### Work required
Copy all lines below exactly as written. Leave pictures out.

### Stored rows

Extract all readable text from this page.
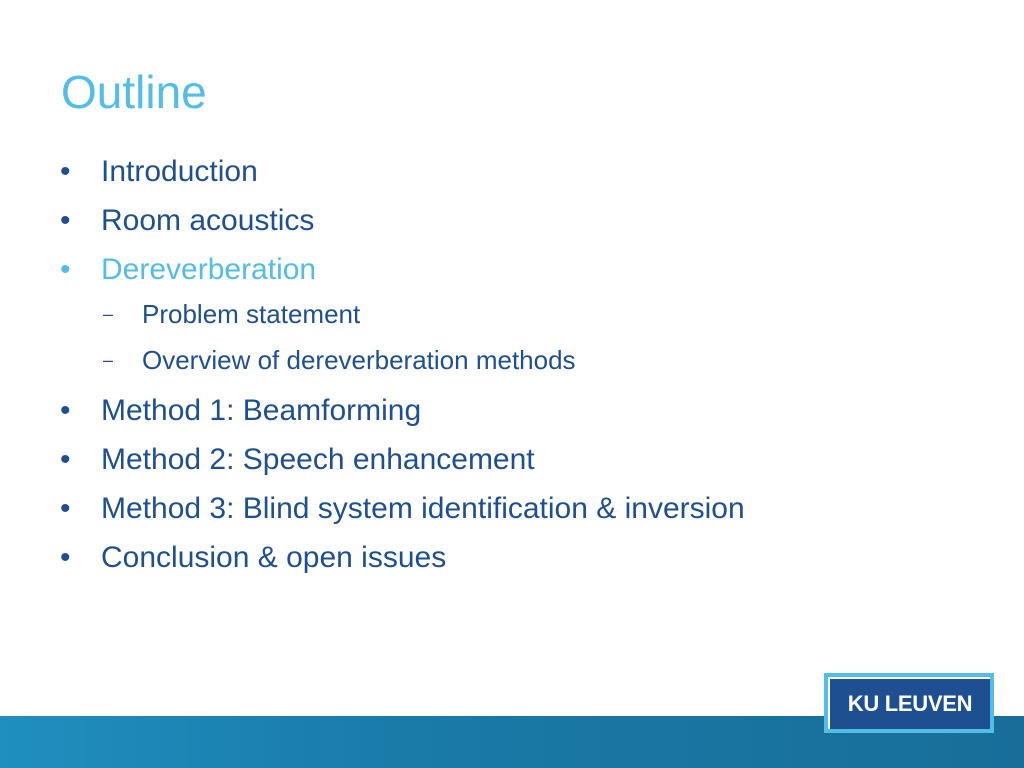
Outline
• Introduction
• Room acoustics
• Dereverberation
– Problem statement
– Overview of dereverberation methods
• Method 1: Beamforming
• Method 2: Speech enhancement
• Method 3: Blind system identification & inversion
• Conclusion & open issues
KU LEUVEN
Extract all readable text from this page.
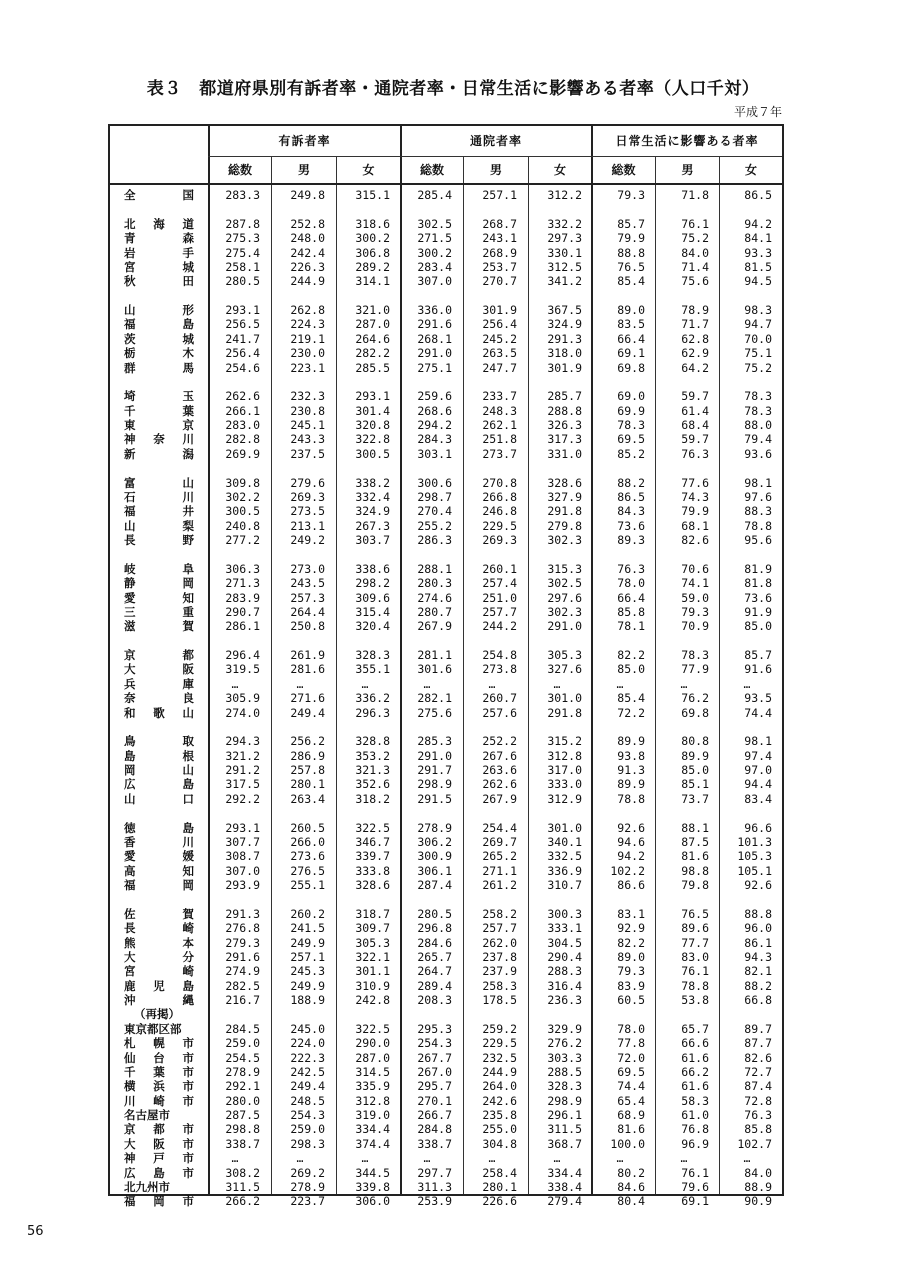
表３　都道府県別有訴者率・通院者率・日常生活に影響ある者率（人口千対）
平成７年
有訴者率	通院者率	日常生活に影響ある者率
総数	男	女	総数	男	女	総数	男	女
全　国	283.3	249.8	315.1	285.4	257.1	312.2	79.3	71.8	86.5
北海道	287.8	252.8	318.6	302.5	268.7	332.2	85.7	76.1	94.2
青森	275.3	248.0	300.2	271.5	243.1	297.3	79.9	75.2	84.1
岩手	275.4	242.4	306.8	300.2	268.9	330.1	88.8	84.0	93.3
宮城	258.1	226.3	289.2	283.4	253.7	312.5	76.5	71.4	81.5
秋田	280.5	244.9	314.1	307.0	270.7	341.2	85.4	75.6	94.5
山形	293.1	262.8	321.0	336.0	301.9	367.5	89.0	78.9	98.3
福島	256.5	224.3	287.0	291.6	256.4	324.9	83.5	71.7	94.7
茨城	241.7	219.1	264.6	268.1	245.2	291.3	66.4	62.8	70.0
栃木	256.4	230.0	282.2	291.0	263.5	318.0	69.1	62.9	75.1
群馬	254.6	223.1	285.5	275.1	247.7	301.9	69.8	64.2	75.2
埼玉	262.6	232.3	293.1	259.6	233.7	285.7	69.0	59.7	78.3
千葉	266.1	230.8	301.4	268.6	248.3	288.8	69.9	61.4	78.3
東京	283.0	245.1	320.8	294.2	262.1	326.3	78.3	68.4	88.0
神奈川	282.8	243.3	322.8	284.3	251.8	317.3	69.5	59.7	79.4
新潟	269.9	237.5	300.5	303.1	273.7	331.0	85.2	76.3	93.6
富山	309.8	279.6	338.2	300.6	270.8	328.6	88.2	77.6	98.1
石川	302.2	269.3	332.4	298.7	266.8	327.9	86.5	74.3	97.6
福井	300.5	273.5	324.9	270.4	246.8	291.8	84.3	79.9	88.3
山梨	240.8	213.1	267.3	255.2	229.5	279.8	73.6	68.1	78.8
長野	277.2	249.2	303.7	286.3	269.3	302.3	89.3	82.6	95.6
岐阜	306.3	273.0	338.6	288.1	260.1	315.3	76.3	70.6	81.9
静岡	271.3	243.5	298.2	280.3	257.4	302.5	78.0	74.1	81.8
愛知	283.9	257.3	309.6	274.6	251.0	297.6	66.4	59.0	73.6
三重	290.7	264.4	315.4	280.7	257.7	302.3	85.8	79.3	91.9
滋賀	286.1	250.8	320.4	267.9	244.2	291.0	78.1	70.9	85.0
京都	296.4	261.9	328.3	281.1	254.8	305.3	82.2	78.3	85.7
大阪	319.5	281.6	355.1	301.6	273.8	327.6	85.0	77.9	91.6
兵庫	…	…	…	…	…	…	…	…	…
奈良	305.9	271.6	336.2	282.1	260.7	301.0	85.4	76.2	93.5
和歌山	274.0	249.4	296.3	275.6	257.6	291.8	72.2	69.8	74.4
鳥取	294.3	256.2	328.8	285.3	252.2	315.2	89.9	80.8	98.1
島根	321.2	286.9	353.2	291.0	267.6	312.8	93.8	89.9	97.4
岡山	291.2	257.8	321.3	291.7	263.6	317.0	91.3	85.0	97.0
広島	317.5	280.1	352.6	298.9	262.6	333.0	89.9	85.1	94.4
山口	292.2	263.4	318.2	291.5	267.9	312.9	78.8	73.7	83.4
徳島	293.1	260.5	322.5	278.9	254.4	301.0	92.6	88.1	96.6
香川	307.7	266.0	346.7	306.2	269.7	340.1	94.6	87.5	101.3
愛媛	308.7	273.6	339.7	300.9	265.2	332.5	94.2	81.6	105.3
高知	307.0	276.5	333.8	306.1	271.1	336.9	102.2	98.8	105.1
福岡	293.9	255.1	328.6	287.4	261.2	310.7	86.6	79.8	92.6
佐賀	291.3	260.2	318.7	280.5	258.2	300.3	83.1	76.5	88.8
長崎	276.8	241.5	309.7	296.8	257.7	333.1	92.9	89.6	96.0
熊本	279.3	249.9	305.3	284.6	262.0	304.5	82.2	77.7	86.1
大分	291.6	257.1	322.1	265.7	237.8	290.4	89.0	83.0	94.3
宮崎	274.9	245.3	301.1	264.7	237.9	288.3	79.3	76.1	82.1
鹿児島	282.5	249.9	310.9	289.4	258.3	316.4	83.9	78.8	88.2
沖縄	216.7	188.9	242.8	208.3	178.5	236.3	60.5	53.8	66.8
（再掲）
東京都区部	284.5	245.0	322.5	295.3	259.2	329.9	78.0	65.7	89.7
札幌市	259.0	224.0	290.0	254.3	229.5	276.2	77.8	66.6	87.7
仙台市	254.5	222.3	287.0	267.7	232.5	303.3	72.0	61.6	82.6
千葉市	278.9	242.5	314.5	267.0	244.9	288.5	69.5	66.2	72.7
横浜市	292.1	249.4	335.9	295.7	264.0	328.3	74.4	61.6	87.4
川崎市	280.0	248.5	312.8	270.1	242.6	298.9	65.4	58.3	72.8
名古屋市	287.5	254.3	319.0	266.7	235.8	296.1	68.9	61.0	76.3
京都市	298.8	259.0	334.4	284.8	255.0	311.5	81.6	76.8	85.8
大阪市	338.7	298.3	374.4	338.7	304.8	368.7	100.0	96.9	102.7
神戸市	…	…	…	…	…	…	…	…	…
広島市	308.2	269.2	344.5	297.7	258.4	334.4	80.2	76.1	84.0
北九州市	311.5	278.9	339.8	311.3	280.1	338.4	84.6	79.6	88.9
福岡市	266.2	223.7	306.0	253.9	226.6	279.4	80.4	69.1	90.9
56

### Completed exercise
Extract all readable text from this page.
Outline
• Introduction
• Room acoustics
• Dereverberation
– Problem statement
– Overview of dereverberation methods
• Method 1: Beamforming
• Method 2: Speech enhancement
• Method 3: Blind system identification & inversion
• Conclusion & open issues
KU LEUVEN
Extract all readable text from this page.
表３　都道府県別有訴者率・通院者率・日常生活に影響ある者率（人口千対）
平成７年
有訴者率	通院者率	日常生活に影響ある者率
総数	男	女	総数	男	女	総数	男	女
全　国	283.3	249.8	315.1	285.4	257.1	312.2	79.3	71.8	86.5
北海道	287.8	252.8	318.6	302.5	268.7	332.2	85.7	76.1	94.2
青森	275.3	248.0	300.2	271.5	243.1	297.3	79.9	75.2	84.1
岩手	275.4	242.4	306.8	300.2	268.9	330.1	88.8	84.0	93.3
宮城	258.1	226.3	289.2	283.4	253.7	312.5	76.5	71.4	81.5
秋田	280.5	244.9	314.1	307.0	270.7	341.2	85.4	75.6	94.5
山形	293.1	262.8	321.0	336.0	301.9	367.5	89.0	78.9	98.3
福島	256.5	224.3	287.0	291.6	256.4	324.9	83.5	71.7	94.7
茨城	241.7	219.1	264.6	268.1	245.2	291.3	66.4	62.8	70.0
栃木	256.4	230.0	282.2	291.0	263.5	318.0	69.1	62.9	75.1
群馬	254.6	223.1	285.5	275.1	247.7	301.9	69.8	64.2	75.2
埼玉	262.6	232.3	293.1	259.6	233.7	285.7	69.0	59.7	78.3
千葉	266.1	230.8	301.4	268.6	248.3	288.8	69.9	61.4	78.3
東京	283.0	245.1	320.8	294.2	262.1	326.3	78.3	68.4	88.0
神奈川	282.8	243.3	322.8	284.3	251.8	317.3	69.5	59.7	79.4
新潟	269.9	237.5	300.5	303.1	273.7	331.0	85.2	76.3	93.6
富山	309.8	279.6	338.2	300.6	270.8	328.6	88.2	77.6	98.1
石川	302.2	269.3	332.4	298.7	266.8	327.9	86.5	74.3	97.6
福井	300.5	273.5	324.9	270.4	246.8	291.8	84.3	79.9	88.3
山梨	240.8	213.1	267.3	255.2	229.5	279.8	73.6	68.1	78.8
長野	277.2	249.2	303.7	286.3	269.3	302.3	89.3	82.6	95.6
岐阜	306.3	273.0	338.6	288.1	260.1	315.3	76.3	70.6	81.9
静岡	271.3	243.5	298.2	280.3	257.4	302.5	78.0	74.1	81.8
愛知	283.9	257.3	309.6	274.6	251.0	297.6	66.4	59.0	73.6
三重	290.7	264.4	315.4	280.7	257.7	302.3	85.8	79.3	91.9
滋賀	286.1	250.8	320.4	267.9	244.2	291.0	78.1	70.9	85.0
京都	296.4	261.9	328.3	281.1	254.8	305.3	82.2	78.3	85.7
大阪	319.5	281.6	355.1	301.6	273.8	327.6	85.0	77.9	91.6
兵庫	…	…	…	…	…	…	…	…	…
奈良	305.9	271.6	336.2	282.1	260.7	301.0	85.4	76.2	93.5
和歌山	274.0	249.4	296.3	275.6	257.6	291.8	72.2	69.8	74.4
鳥取	294.3	256.2	328.8	285.3	252.2	315.2	89.9	80.8	98.1
島根	321.2	286.9	353.2	291.0	267.6	312.8	93.8	89.9	97.4
岡山	291.2	257.8	321.3	291.7	263.6	317.0	91.3	85.0	97.0
広島	317.5	280.1	352.6	298.9	262.6	333.0	89.9	85.1	94.4
山口	292.2	263.4	318.2	291.5	267.9	312.9	78.8	73.7	83.4
徳島	293.1	260.5	322.5	278.9	254.4	301.0	92.6	88.1	96.6
香川	307.7	266.0	346.7	306.2	269.7	340.1	94.6	87.5	101.3
愛媛	308.7	273.6	339.7	300.9	265.2	332.5	94.2	81.6	105.3
高知	307.0	276.5	333.8	306.1	271.1	336.9	102.2	98.8	105.1
福岡	293.9	255.1	328.6	287.4	261.2	310.7	86.6	79.8	92.6
佐賀	291.3	260.2	318.7	280.5	258.2	300.3	83.1	76.5	88.8
長崎	276.8	241.5	309.7	296.8	257.7	333.1	92.9	89.6	96.0
熊本	279.3	249.9	305.3	284.6	262.0	304.5	82.2	77.7	86.1
大分	291.6	257.1	322.1	265.7	237.8	290.4	89.0	83.0	94.3
宮崎	274.9	245.3	301.1	264.7	237.9	288.3	79.3	76.1	82.1
鹿児島	282.5	249.9	310.9	289.4	258.3	316.4	83.9	78.8	88.2
沖縄	216.7	188.9	242.8	208.3	178.5	236.3	60.5	53.8	66.8
（再掲）
東京都区部	284.5	245.0	322.5	295.3	259.2	329.9	78.0	65.7	89.7
札幌市	259.0	224.0	290.0	254.3	229.5	276.2	77.8	66.6	87.7
仙台市	254.5	222.3	287.0	267.7	232.5	303.3	72.0	61.6	82.6
千葉市	278.9	242.5	314.5	267.0	244.9	288.5	69.5	66.2	72.7
横浜市	292.1	249.4	335.9	295.7	264.0	328.3	74.4	61.6	87.4
川崎市	280.0	248.5	312.8	270.1	242.6	298.9	65.4	58.3	72.8
名古屋市	287.5	254.3	319.0	266.7	235.8	296.1	68.9	61.0	76.3
京都市	298.8	259.0	334.4	284.8	255.0	311.5	81.6	76.8	85.8
大阪市	338.7	298.3	374.4	338.7	304.8	368.7	100.0	96.9	102.7
神戸市	…	…	…	…	…	…	…	…	…
広島市	308.2	269.2	344.5	297.7	258.4	334.4	80.2	76.1	84.0
北九州市	311.5	278.9	339.8	311.3	280.1	338.4	84.6	79.6	88.9
福岡市	266.2	223.7	306.0	253.9	226.6	279.4	80.4	69.1	90.9
56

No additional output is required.